- EXTRACTED ENTRIES
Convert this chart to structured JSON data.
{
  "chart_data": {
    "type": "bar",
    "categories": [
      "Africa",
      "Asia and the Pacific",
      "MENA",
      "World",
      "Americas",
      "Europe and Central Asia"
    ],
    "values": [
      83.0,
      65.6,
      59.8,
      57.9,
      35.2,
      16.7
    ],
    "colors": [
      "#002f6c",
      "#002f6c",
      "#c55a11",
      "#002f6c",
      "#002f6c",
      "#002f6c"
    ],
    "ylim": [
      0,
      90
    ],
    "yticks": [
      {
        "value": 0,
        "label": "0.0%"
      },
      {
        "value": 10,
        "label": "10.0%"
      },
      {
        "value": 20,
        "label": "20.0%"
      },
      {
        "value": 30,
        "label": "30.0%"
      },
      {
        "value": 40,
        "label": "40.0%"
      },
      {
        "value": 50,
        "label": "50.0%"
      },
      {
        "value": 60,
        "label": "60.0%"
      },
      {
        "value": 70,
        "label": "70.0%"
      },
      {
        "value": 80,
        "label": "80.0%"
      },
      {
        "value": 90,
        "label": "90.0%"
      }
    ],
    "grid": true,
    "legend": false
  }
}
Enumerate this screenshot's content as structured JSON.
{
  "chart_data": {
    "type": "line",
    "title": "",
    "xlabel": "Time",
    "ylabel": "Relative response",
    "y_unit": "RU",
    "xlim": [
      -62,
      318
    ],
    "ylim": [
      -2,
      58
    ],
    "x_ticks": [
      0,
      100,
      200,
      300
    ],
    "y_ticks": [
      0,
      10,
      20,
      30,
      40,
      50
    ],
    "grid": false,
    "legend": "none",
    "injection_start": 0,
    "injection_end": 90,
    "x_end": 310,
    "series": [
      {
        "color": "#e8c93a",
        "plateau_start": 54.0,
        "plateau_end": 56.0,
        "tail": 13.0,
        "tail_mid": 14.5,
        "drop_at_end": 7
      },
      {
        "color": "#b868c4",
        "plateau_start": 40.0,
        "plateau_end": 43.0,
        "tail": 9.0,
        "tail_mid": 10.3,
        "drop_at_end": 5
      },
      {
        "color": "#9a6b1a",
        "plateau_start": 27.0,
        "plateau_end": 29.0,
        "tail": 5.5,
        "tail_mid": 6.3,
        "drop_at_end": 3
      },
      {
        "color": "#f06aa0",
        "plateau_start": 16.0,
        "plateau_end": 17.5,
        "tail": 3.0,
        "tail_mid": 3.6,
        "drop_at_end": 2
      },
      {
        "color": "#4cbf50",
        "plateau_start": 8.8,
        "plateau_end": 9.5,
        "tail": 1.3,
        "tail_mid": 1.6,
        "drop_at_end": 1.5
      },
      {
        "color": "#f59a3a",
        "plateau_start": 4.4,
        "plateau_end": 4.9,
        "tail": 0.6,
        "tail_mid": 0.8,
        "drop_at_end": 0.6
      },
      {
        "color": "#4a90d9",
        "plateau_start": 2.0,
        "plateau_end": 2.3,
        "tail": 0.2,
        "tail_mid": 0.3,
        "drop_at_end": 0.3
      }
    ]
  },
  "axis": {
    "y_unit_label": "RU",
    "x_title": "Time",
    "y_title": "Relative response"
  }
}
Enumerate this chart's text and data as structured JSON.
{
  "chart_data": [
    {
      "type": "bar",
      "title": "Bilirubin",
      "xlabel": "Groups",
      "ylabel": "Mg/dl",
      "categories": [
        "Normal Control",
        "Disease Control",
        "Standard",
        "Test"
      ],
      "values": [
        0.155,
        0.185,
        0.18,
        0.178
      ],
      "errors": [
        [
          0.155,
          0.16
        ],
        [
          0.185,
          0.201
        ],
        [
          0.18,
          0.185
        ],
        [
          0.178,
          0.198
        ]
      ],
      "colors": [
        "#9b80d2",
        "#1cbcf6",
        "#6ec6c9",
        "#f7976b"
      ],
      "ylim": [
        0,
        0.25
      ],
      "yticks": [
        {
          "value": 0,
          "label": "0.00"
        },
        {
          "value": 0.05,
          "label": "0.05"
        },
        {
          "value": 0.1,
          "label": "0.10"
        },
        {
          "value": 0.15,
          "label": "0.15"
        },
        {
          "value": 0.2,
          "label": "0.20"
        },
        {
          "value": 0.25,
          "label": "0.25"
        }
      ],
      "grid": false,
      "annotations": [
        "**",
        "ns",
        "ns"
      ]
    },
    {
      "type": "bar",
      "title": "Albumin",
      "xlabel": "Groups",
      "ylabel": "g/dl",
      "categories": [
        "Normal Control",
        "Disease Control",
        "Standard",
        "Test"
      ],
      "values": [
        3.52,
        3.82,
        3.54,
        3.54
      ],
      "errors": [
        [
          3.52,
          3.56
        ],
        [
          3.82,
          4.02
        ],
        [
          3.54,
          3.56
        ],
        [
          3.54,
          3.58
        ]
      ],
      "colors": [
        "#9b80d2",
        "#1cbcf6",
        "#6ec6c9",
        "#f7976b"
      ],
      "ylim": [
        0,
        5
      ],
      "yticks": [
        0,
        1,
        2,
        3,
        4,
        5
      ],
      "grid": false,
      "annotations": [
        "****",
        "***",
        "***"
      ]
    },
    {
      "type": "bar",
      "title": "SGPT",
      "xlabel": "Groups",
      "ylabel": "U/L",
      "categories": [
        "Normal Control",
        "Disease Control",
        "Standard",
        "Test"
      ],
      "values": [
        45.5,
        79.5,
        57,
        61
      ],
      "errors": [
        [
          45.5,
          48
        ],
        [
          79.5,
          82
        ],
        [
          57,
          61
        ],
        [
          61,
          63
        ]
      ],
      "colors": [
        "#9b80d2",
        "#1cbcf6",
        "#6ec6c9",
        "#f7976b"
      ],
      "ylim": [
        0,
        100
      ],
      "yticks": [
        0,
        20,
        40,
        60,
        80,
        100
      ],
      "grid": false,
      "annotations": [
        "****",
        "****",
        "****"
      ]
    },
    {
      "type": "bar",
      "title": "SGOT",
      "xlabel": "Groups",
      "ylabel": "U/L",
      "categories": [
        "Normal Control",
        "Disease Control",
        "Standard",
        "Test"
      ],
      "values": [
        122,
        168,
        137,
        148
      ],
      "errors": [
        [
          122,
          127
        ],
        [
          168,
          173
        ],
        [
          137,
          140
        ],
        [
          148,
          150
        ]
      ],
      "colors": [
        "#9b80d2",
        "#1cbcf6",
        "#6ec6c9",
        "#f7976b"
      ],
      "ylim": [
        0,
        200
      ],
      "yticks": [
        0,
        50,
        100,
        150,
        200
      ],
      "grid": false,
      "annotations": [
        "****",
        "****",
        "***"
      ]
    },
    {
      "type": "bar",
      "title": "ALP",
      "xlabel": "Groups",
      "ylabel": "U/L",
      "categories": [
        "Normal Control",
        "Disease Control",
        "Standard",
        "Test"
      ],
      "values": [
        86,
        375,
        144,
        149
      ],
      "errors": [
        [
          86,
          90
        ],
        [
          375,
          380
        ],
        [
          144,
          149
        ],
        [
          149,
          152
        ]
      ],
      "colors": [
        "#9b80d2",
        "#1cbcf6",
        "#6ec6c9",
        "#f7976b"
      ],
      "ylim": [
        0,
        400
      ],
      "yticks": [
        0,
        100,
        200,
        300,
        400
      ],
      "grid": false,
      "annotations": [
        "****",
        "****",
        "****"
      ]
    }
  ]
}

- EXERCISE TASK
What is the number of lines in the records that contain "this"? Give that number only.

- WRITTEN SOLUTION
3